**Your instructions**
Leave out any picture and return the remaining listing below exactly as given.

### Source data ###

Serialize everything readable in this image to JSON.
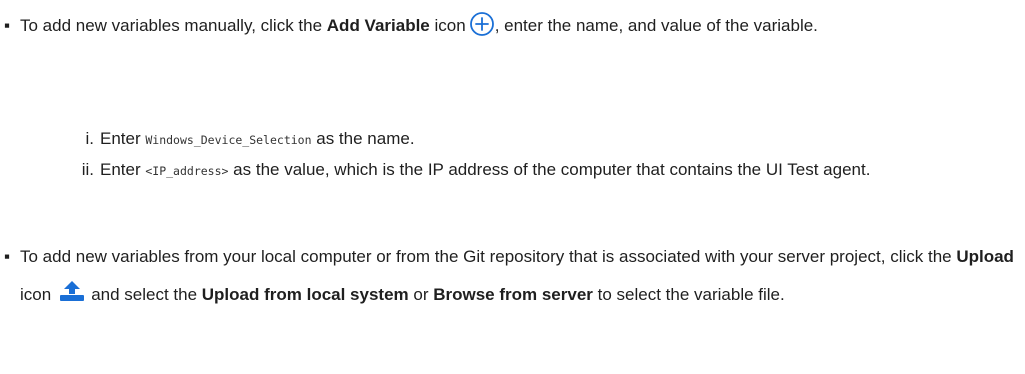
{
  "bullet_marker": "▪",
  "item1": {
    "t1": "To add new variables manually, click the ",
    "b1": "Add Variable",
    "t2": " icon",
    "t3": ", enter the name, and value of the variable.",
    "icon": "add-circle-icon"
  },
  "sub1": {
    "marker": "i.",
    "t1": "Enter ",
    "code": "Windows_Device_Selection",
    "t2": " as the name."
  },
  "sub2": {
    "marker": "ii.",
    "t1": "Enter ",
    "code": "<IP_address>",
    "t2": " as the value, which is the IP address of the computer that contains the UI Test agent."
  },
  "item2": {
    "t1": "To add new variables from your local computer or from the Git repository that is associated with your server project, click the ",
    "b1": "Upload",
    "t2": " icon",
    "t3": "and select the ",
    "b2": "Upload from local system",
    "t4": " or ",
    "b3": "Browse from server",
    "t5": " to select the variable file.",
    "icon": "upload-icon"
  },
  "colors": {
    "text": "#1f1f1f",
    "icon_blue": "#1a6fd6"
  }
}
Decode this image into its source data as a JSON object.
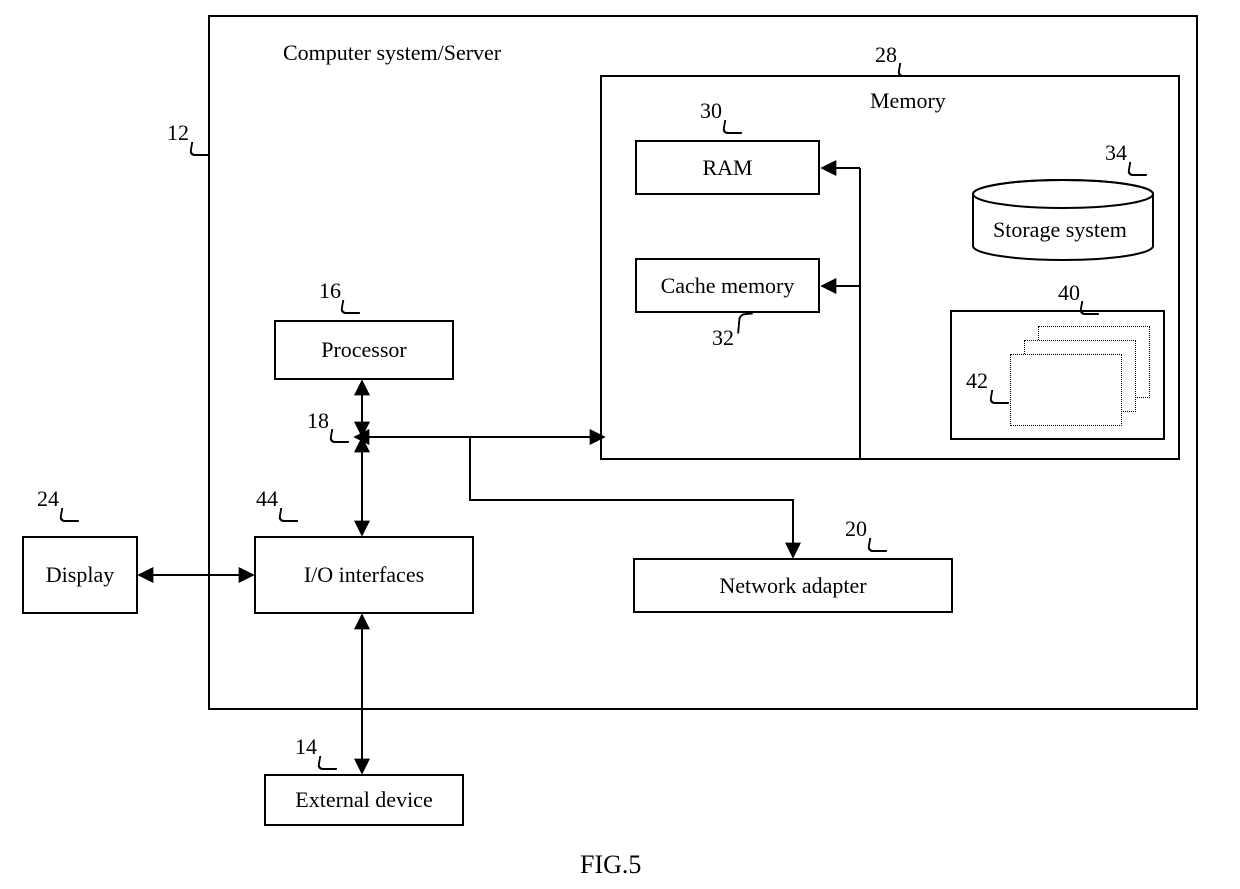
{
  "figure": "FIG.5",
  "system": {
    "title": "Computer system/Server",
    "ref": "12"
  },
  "memory": {
    "title": "Memory",
    "ref": "28",
    "ram": {
      "label": "RAM",
      "ref": "30"
    },
    "cache": {
      "label": "Cache memory",
      "ref": "32"
    },
    "storage": {
      "label": "Storage system",
      "ref": "34"
    },
    "modules": {
      "ref_outer": "40",
      "ref_inner": "42"
    }
  },
  "processor": {
    "label": "Processor",
    "ref": "16"
  },
  "bus": {
    "ref": "18"
  },
  "io": {
    "label": "I/O interfaces",
    "ref": "44"
  },
  "display": {
    "label": "Display",
    "ref": "24"
  },
  "external": {
    "label": "External device",
    "ref": "14"
  },
  "network": {
    "label": "Network adapter",
    "ref": "20"
  }
}
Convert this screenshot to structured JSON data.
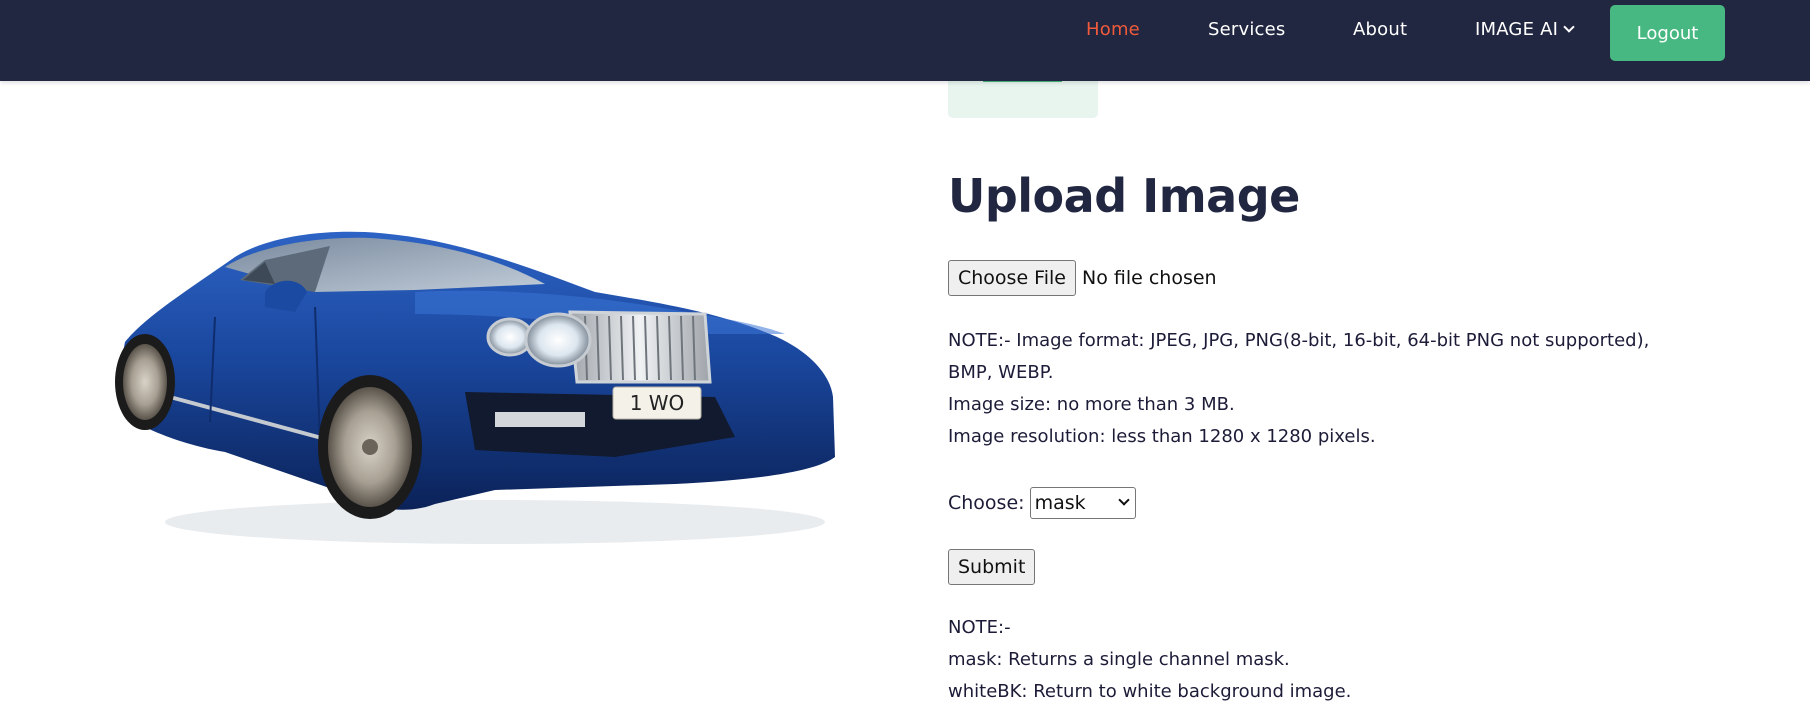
{
  "nav": {
    "links": [
      {
        "label": "Home",
        "active": true
      },
      {
        "label": "Services",
        "active": false
      },
      {
        "label": "About",
        "active": false
      },
      {
        "label": "IMAGE AI",
        "active": false,
        "has_dropdown": true
      }
    ],
    "logout_label": "Logout"
  },
  "colors": {
    "nav_bg": "#222741",
    "nav_active": "#ef5a3b",
    "accent_green": "#47b881",
    "title_color": "#222741"
  },
  "hero": {
    "image_subject": "blue luxury sedan",
    "plate_text": "1 WO"
  },
  "upload": {
    "title": "Upload Image",
    "choose_file_label": "Choose File",
    "file_status": "No file chosen",
    "notes": [
      "NOTE:- Image format: JPEG, JPG, PNG(8-bit, 16-bit, 64-bit PNG not supported),",
      "BMP, WEBP.",
      "Image size: no more than 3 MB.",
      "Image resolution: less than 1280 x 1280 pixels."
    ],
    "choose_label": "Choose:",
    "selected_option": "mask",
    "submit_label": "Submit",
    "option_notes": [
      "NOTE:-",
      "mask: Returns a single channel mask.",
      "whiteBK: Return to white background image."
    ]
  }
}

###

**Written reply**
Serialize everything readable in this image to JSON.
{
  "bullet_marker": "▪",
  "item1": {
    "t1": "To add new variables manually, click the ",
    "b1": "Add Variable",
    "t2": " icon",
    "t3": ", enter the name, and value of the variable.",
    "icon": "add-circle-icon"
  },
  "sub1": {
    "marker": "i.",
    "t1": "Enter ",
    "code": "Windows_Device_Selection",
    "t2": " as the name."
  },
  "sub2": {
    "marker": "ii.",
    "t1": "Enter ",
    "code": "<IP_address>",
    "t2": " as the value, which is the IP address of the computer that contains the UI Test agent."
  },
  "item2": {
    "t1": "To add new variables from your local computer or from the Git repository that is associated with your server project, click the ",
    "b1": "Upload",
    "t2": " icon",
    "t3": "and select the ",
    "b2": "Upload from local system",
    "t4": " or ",
    "b3": "Browse from server",
    "t5": " to select the variable file.",
    "icon": "upload-icon"
  },
  "colors": {
    "text": "#1f1f1f",
    "icon_blue": "#1a6fd6"
  }
}
Decode this image into its source data as a JSON object.
{
  "figure": "FIG.5",
  "system": {
    "title": "Computer system/Server",
    "ref": "12"
  },
  "memory": {
    "title": "Memory",
    "ref": "28",
    "ram": {
      "label": "RAM",
      "ref": "30"
    },
    "cache": {
      "label": "Cache memory",
      "ref": "32"
    },
    "storage": {
      "label": "Storage system",
      "ref": "34"
    },
    "modules": {
      "ref_outer": "40",
      "ref_inner": "42"
    }
  },
  "processor": {
    "label": "Processor",
    "ref": "16"
  },
  "bus": {
    "ref": "18"
  },
  "io": {
    "label": "I/O interfaces",
    "ref": "44"
  },
  "display": {
    "label": "Display",
    "ref": "24"
  },
  "external": {
    "label": "External device",
    "ref": "14"
  },
  "network": {
    "label": "Network adapter",
    "ref": "20"
  }
}
Convert this screenshot to structured JSON data.
{
  "nav": {
    "links": [
      {
        "label": "Home",
        "active": true
      },
      {
        "label": "Services",
        "active": false
      },
      {
        "label": "About",
        "active": false
      },
      {
        "label": "IMAGE AI",
        "active": false,
        "has_dropdown": true
      }
    ],
    "logout_label": "Logout"
  },
  "colors": {
    "nav_bg": "#222741",
    "nav_active": "#ef5a3b",
    "accent_green": "#47b881",
    "title_color": "#222741"
  },
  "hero": {
    "image_subject": "blue luxury sedan",
    "plate_text": "1 WO"
  },
  "upload": {
    "title": "Upload Image",
    "choose_file_label": "Choose File",
    "file_status": "No file chosen",
    "notes": [
      "NOTE:- Image format: JPEG, JPG, PNG(8-bit, 16-bit, 64-bit PNG not supported),",
      "BMP, WEBP.",
      "Image size: no more than 3 MB.",
      "Image resolution: less than 1280 x 1280 pixels."
    ],
    "choose_label": "Choose:",
    "selected_option": "mask",
    "submit_label": "Submit",
    "option_notes": [
      "NOTE:-",
      "mask: Returns a single channel mask.",
      "whiteBK: Return to white background image."
    ]
  }
}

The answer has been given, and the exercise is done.